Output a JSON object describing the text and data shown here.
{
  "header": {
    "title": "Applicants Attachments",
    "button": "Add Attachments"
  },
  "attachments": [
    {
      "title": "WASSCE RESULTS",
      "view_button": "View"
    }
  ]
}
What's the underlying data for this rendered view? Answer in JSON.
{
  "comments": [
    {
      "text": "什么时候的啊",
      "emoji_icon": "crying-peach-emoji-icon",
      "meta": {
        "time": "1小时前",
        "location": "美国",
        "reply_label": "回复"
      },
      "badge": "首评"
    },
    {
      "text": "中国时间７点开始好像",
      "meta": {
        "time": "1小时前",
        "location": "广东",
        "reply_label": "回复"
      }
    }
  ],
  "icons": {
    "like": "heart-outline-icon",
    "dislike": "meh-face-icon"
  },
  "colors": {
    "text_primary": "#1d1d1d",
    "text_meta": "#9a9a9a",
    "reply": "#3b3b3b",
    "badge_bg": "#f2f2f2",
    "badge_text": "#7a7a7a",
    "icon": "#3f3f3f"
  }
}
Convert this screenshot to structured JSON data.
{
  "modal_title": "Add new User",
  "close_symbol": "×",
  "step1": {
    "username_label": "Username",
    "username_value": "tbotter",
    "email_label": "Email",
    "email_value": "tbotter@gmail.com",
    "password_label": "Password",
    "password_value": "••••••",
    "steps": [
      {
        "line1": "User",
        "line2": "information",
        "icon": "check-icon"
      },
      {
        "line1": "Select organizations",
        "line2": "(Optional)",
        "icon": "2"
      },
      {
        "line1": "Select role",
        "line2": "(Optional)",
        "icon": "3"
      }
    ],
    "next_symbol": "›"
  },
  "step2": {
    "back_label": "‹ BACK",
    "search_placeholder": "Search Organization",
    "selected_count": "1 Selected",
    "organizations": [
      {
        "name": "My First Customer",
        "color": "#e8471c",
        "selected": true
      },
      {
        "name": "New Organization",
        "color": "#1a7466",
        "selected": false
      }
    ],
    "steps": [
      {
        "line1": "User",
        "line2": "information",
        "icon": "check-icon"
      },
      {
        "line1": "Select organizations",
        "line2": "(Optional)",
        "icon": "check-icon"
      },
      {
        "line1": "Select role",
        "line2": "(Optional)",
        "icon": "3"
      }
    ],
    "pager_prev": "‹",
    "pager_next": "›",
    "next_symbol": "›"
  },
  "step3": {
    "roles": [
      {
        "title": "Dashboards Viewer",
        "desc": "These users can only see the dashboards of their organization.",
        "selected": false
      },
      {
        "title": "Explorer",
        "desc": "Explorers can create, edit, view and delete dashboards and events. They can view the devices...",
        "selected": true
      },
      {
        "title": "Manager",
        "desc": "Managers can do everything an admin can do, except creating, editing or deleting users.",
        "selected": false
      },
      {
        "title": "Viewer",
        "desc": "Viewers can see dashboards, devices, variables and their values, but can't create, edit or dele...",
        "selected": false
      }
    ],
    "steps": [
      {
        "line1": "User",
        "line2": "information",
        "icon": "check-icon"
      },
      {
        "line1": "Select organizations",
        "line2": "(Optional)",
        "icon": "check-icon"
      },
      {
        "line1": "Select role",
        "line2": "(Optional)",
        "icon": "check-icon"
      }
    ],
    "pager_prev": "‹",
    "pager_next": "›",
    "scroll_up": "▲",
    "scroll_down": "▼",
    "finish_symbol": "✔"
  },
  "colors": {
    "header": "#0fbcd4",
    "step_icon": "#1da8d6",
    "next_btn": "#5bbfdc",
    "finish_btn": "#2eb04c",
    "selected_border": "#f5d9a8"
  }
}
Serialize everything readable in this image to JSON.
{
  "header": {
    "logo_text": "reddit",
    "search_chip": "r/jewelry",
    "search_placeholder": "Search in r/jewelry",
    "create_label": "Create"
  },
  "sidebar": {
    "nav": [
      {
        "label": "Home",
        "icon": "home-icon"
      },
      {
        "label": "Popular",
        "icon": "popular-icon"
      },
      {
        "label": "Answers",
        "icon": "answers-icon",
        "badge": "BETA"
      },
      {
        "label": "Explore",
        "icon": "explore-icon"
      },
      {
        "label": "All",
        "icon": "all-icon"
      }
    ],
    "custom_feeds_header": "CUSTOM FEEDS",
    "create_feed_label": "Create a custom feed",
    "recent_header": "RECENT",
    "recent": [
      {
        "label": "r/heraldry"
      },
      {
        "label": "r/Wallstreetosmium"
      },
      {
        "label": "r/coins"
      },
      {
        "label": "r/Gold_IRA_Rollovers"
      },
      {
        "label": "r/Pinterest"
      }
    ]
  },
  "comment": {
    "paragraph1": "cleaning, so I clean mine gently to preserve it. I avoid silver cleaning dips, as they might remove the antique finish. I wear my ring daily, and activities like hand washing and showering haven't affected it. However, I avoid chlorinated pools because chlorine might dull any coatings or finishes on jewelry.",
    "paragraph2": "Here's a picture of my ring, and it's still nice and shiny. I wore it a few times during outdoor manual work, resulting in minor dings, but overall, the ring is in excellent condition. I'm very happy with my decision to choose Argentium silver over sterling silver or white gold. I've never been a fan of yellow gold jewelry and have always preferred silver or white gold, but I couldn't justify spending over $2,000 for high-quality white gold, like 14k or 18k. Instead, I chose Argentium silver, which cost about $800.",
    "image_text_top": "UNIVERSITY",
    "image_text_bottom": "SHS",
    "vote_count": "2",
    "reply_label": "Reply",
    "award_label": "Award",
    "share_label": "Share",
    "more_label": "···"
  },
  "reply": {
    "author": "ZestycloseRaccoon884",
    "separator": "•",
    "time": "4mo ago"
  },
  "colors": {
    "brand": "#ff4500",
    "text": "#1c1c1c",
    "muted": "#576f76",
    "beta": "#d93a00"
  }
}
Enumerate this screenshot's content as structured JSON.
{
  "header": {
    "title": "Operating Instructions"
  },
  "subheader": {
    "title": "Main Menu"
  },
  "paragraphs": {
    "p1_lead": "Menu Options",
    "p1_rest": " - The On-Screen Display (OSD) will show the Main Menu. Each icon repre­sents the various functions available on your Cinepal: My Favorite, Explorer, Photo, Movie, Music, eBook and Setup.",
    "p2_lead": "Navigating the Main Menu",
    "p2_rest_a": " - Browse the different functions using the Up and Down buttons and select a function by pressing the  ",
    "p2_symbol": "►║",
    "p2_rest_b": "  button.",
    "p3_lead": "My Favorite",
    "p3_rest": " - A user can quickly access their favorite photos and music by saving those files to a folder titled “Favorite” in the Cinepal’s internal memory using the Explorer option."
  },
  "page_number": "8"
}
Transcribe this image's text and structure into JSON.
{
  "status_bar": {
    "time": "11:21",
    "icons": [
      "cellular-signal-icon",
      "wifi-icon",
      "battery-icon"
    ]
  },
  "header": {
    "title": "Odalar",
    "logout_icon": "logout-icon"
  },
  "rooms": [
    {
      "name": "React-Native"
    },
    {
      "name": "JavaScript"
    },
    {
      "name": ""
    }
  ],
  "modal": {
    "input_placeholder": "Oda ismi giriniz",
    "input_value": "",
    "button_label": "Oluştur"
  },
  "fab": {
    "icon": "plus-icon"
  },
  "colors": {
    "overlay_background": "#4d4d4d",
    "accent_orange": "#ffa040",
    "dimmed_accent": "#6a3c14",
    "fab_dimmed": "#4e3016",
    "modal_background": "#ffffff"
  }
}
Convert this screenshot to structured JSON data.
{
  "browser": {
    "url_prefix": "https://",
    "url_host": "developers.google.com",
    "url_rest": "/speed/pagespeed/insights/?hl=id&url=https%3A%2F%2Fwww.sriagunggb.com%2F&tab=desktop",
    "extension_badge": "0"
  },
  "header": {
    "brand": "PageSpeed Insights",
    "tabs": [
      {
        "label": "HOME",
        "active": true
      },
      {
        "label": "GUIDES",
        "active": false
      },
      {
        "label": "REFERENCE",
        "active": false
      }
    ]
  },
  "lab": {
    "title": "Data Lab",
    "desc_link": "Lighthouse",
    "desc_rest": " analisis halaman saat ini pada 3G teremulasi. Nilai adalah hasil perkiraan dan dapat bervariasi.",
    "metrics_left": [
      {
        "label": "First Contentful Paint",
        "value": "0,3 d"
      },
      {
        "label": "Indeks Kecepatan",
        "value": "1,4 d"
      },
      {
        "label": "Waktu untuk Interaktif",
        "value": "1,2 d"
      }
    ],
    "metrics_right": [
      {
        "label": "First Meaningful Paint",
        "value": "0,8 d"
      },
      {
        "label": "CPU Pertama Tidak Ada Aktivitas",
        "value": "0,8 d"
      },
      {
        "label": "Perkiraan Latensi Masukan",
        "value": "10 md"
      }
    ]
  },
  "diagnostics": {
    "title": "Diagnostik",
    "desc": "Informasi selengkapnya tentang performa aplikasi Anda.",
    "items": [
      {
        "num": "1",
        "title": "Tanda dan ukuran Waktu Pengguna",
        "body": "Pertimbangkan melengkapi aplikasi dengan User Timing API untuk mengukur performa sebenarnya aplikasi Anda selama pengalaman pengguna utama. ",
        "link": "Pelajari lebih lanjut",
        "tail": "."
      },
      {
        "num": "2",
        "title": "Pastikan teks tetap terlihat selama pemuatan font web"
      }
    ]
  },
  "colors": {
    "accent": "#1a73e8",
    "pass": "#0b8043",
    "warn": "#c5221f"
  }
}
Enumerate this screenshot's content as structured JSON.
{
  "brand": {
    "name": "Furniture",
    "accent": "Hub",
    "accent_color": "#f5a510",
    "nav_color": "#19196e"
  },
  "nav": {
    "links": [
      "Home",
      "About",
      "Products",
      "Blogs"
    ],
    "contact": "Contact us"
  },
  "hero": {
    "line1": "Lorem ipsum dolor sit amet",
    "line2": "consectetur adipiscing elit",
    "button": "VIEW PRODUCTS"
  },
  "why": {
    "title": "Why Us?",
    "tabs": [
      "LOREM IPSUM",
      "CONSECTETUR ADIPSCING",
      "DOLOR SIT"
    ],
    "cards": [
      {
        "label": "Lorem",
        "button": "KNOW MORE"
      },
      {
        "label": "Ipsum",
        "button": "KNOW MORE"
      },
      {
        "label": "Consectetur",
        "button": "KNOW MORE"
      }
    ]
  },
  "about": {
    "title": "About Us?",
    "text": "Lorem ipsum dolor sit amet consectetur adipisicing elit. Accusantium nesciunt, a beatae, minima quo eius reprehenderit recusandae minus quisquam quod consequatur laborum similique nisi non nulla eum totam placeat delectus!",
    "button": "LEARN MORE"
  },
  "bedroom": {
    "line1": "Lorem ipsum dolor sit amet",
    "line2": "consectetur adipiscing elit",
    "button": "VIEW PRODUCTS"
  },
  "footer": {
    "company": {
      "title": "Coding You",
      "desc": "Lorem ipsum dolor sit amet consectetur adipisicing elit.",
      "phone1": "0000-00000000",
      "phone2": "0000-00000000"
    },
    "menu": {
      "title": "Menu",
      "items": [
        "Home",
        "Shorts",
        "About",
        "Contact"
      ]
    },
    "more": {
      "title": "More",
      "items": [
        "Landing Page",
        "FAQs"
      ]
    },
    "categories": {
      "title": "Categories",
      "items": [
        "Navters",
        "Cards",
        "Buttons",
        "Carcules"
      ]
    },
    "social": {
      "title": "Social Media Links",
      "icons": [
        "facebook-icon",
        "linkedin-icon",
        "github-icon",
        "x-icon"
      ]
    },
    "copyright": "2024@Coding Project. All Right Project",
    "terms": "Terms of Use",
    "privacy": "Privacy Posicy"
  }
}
+++++
> WORK INSTRUCTIONS
Provide the number of lines in these entries that hold the word "Waktu", without any accompanying text.

> EXERCISE SOLUTION
2